[Collection entries]

______

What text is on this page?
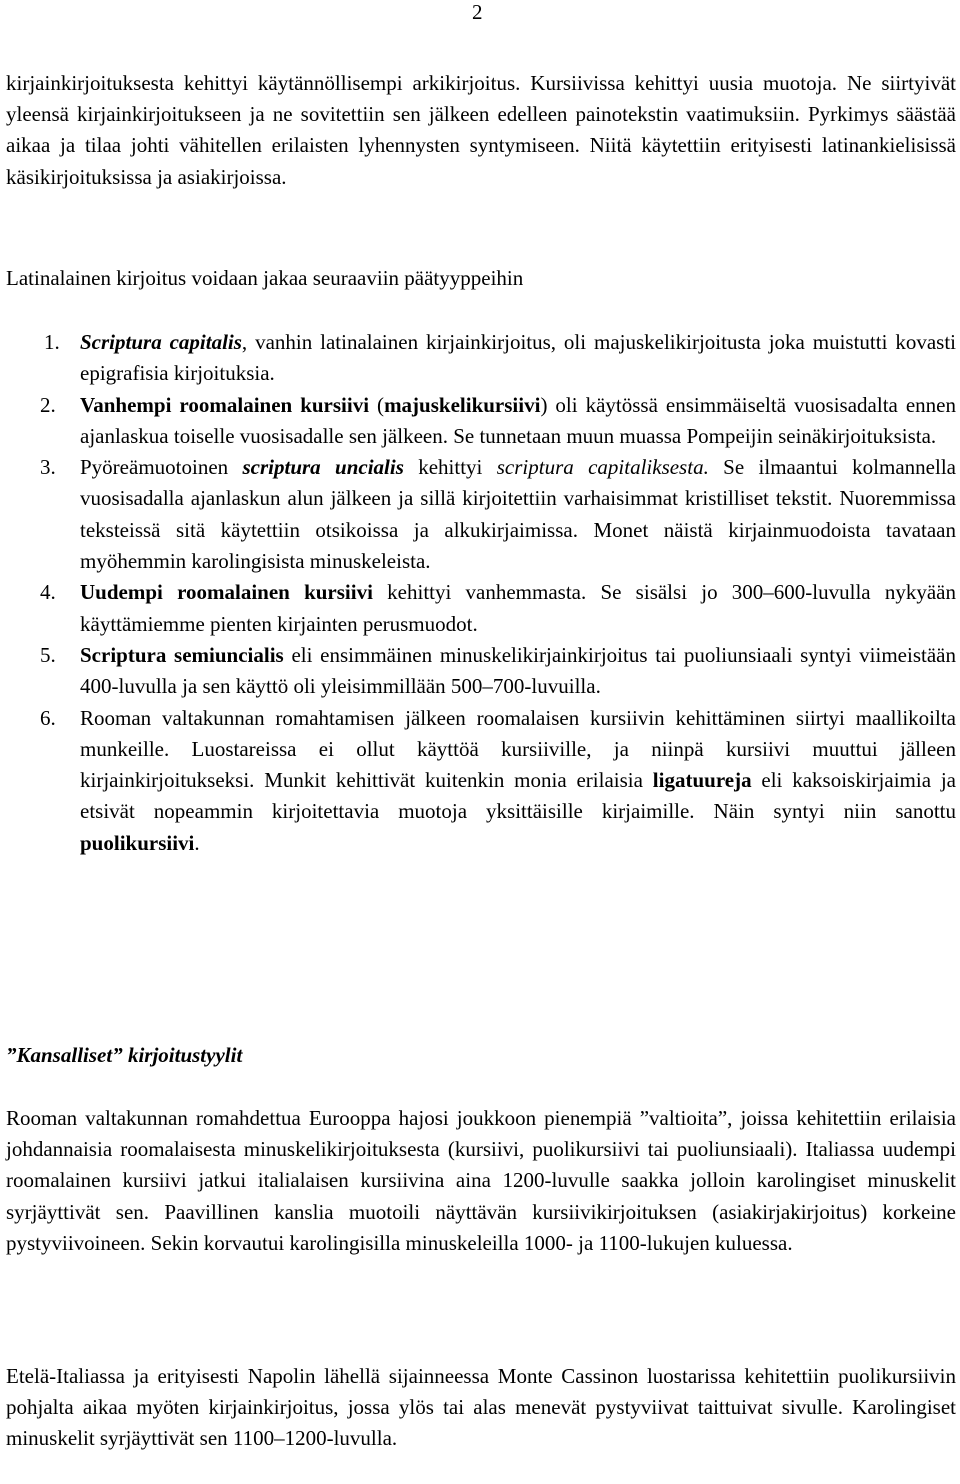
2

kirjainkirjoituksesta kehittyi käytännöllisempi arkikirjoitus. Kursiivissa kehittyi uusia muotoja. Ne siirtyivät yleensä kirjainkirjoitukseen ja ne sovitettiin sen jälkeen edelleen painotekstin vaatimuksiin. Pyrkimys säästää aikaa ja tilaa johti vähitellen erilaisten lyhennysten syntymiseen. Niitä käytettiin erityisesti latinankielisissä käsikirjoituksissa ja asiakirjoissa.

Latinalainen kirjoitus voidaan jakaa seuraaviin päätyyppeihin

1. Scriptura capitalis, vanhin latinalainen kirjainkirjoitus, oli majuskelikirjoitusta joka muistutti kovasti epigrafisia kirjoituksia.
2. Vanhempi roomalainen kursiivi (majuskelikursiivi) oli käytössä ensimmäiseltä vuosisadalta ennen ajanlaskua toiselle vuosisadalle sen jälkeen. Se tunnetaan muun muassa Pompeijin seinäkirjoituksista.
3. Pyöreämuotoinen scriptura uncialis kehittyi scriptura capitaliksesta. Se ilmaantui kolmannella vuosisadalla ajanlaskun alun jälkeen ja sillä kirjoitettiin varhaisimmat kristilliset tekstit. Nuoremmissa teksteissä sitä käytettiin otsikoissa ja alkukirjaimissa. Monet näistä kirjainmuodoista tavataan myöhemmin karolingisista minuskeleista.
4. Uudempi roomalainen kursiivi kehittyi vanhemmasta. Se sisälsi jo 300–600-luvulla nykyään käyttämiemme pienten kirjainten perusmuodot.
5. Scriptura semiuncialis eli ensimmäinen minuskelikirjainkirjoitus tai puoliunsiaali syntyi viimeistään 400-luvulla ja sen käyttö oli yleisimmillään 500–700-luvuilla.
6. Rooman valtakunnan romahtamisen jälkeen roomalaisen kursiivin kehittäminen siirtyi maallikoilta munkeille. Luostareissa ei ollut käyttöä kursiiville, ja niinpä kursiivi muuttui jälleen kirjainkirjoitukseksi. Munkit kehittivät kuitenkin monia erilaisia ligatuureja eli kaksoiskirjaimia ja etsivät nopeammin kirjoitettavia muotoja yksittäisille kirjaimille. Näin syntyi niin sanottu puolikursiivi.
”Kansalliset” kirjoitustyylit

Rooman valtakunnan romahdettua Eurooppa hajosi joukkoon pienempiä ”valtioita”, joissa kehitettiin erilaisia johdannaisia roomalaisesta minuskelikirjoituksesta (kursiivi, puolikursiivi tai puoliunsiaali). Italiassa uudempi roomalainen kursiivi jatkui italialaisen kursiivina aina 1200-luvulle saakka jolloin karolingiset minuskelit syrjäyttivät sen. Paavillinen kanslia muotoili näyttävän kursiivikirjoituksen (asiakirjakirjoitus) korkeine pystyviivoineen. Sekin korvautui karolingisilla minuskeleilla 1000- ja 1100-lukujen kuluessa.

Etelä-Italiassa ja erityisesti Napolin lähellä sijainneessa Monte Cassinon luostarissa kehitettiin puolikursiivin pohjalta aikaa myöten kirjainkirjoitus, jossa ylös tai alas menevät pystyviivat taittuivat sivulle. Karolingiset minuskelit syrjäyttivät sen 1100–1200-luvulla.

______

[SET TASK] Scan the listing above. Collect all lines with the word "Rooman".

[TASK OUTPUT]
6. Rooman valtakunnan romahtamisen jälkeen roomalaisen kursiivin kehittäminen siirtyi maallikoilta munkeille. Luostareissa ei ollut käyttöä kursiiville, ja niinpä kursiivi muuttui jälleen kirjainkirjoitukseksi. Munkit kehittivät kuitenkin monia erilaisia ligatuureja eli kaksoiskirjaimia ja etsivät nopeammin kirjoitettavia muotoja yksittäisille kirjaimille. Näin syntyi niin sanottu puolikursiivi.
Rooman valtakunnan romahdettua Eurooppa hajosi joukkoon pienempiä ”valtioita”, joissa kehitettiin erilaisia johdannaisia roomalaisesta minuskelikirjoituksesta (kursiivi, puolikursiivi tai puoliunsiaali). Italiassa uudempi roomalainen kursiivi jatkui italialaisen kursiivina aina 1200-luvulle saakka jolloin karolingiset minuskelit syrjäyttivät sen. Paavillinen kanslia muotoili näyttävän kursiivikirjoituksen (asiakirjakirjoitus) korkeine pystyviivoineen. Sekin korvautui karolingisilla minuskeleilla 1000- ja 1100-lukujen kuluessa.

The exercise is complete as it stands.